Pictures stay out; everything else in the records below is copied exactly.

— START Records to process —

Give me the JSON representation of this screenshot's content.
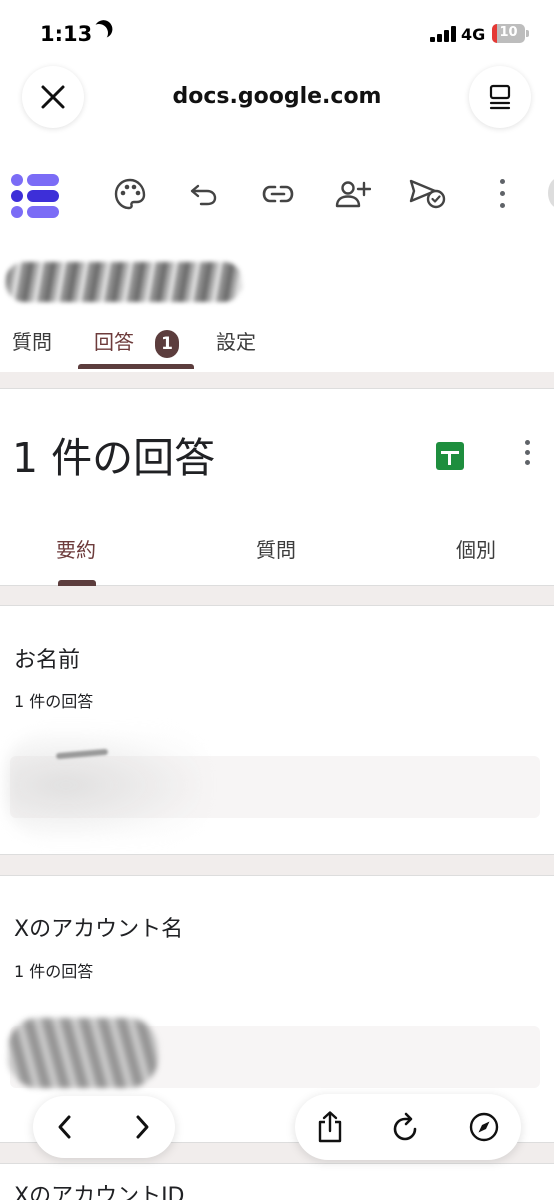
{
  "status_bar": {
    "time": "1:13",
    "network": "4G",
    "battery_level": "10"
  },
  "browser": {
    "url": "docs.google.com"
  },
  "toolbar": {
    "icons": [
      "palette-icon",
      "undo-icon",
      "link-icon",
      "add-collaborator-icon",
      "send-icon",
      "more-vert-icon"
    ]
  },
  "form_tabs": {
    "questions": "質問",
    "responses": "回答",
    "responses_badge": "1",
    "settings": "設定"
  },
  "summary": {
    "count_title": "1 件の回答",
    "subtabs": {
      "summary": "要約",
      "question": "質問",
      "individual": "個別"
    }
  },
  "questions": [
    {
      "title": "お名前",
      "count": "1 件の回答"
    },
    {
      "title": "Xのアカウント名",
      "count": "1 件の回答"
    },
    {
      "title": "XのアカウントID"
    }
  ],
  "colors": {
    "accent": "#5c3d3d",
    "sheets_green": "#1e8e3e",
    "background": "#f1edec"
  }
}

— END Records to process —

**Result of this task**.
Give me the JSON representation of this screenshot's content.
{
  "status_bar": {
    "time": "1:13",
    "network": "4G",
    "battery_level": "10"
  },
  "browser": {
    "url": "docs.google.com"
  },
  "toolbar": {
    "icons": [
      "palette-icon",
      "undo-icon",
      "link-icon",
      "add-collaborator-icon",
      "send-icon",
      "more-vert-icon"
    ]
  },
  "form_tabs": {
    "questions": "質問",
    "responses": "回答",
    "responses_badge": "1",
    "settings": "設定"
  },
  "summary": {
    "count_title": "1 件の回答",
    "subtabs": {
      "summary": "要約",
      "question": "質問",
      "individual": "個別"
    }
  },
  "questions": [
    {
      "title": "お名前",
      "count": "1 件の回答"
    },
    {
      "title": "Xのアカウント名",
      "count": "1 件の回答"
    },
    {
      "title": "XのアカウントID"
    }
  ],
  "colors": {
    "accent": "#5c3d3d",
    "sheets_green": "#1e8e3e",
    "background": "#f1edec"
  }
}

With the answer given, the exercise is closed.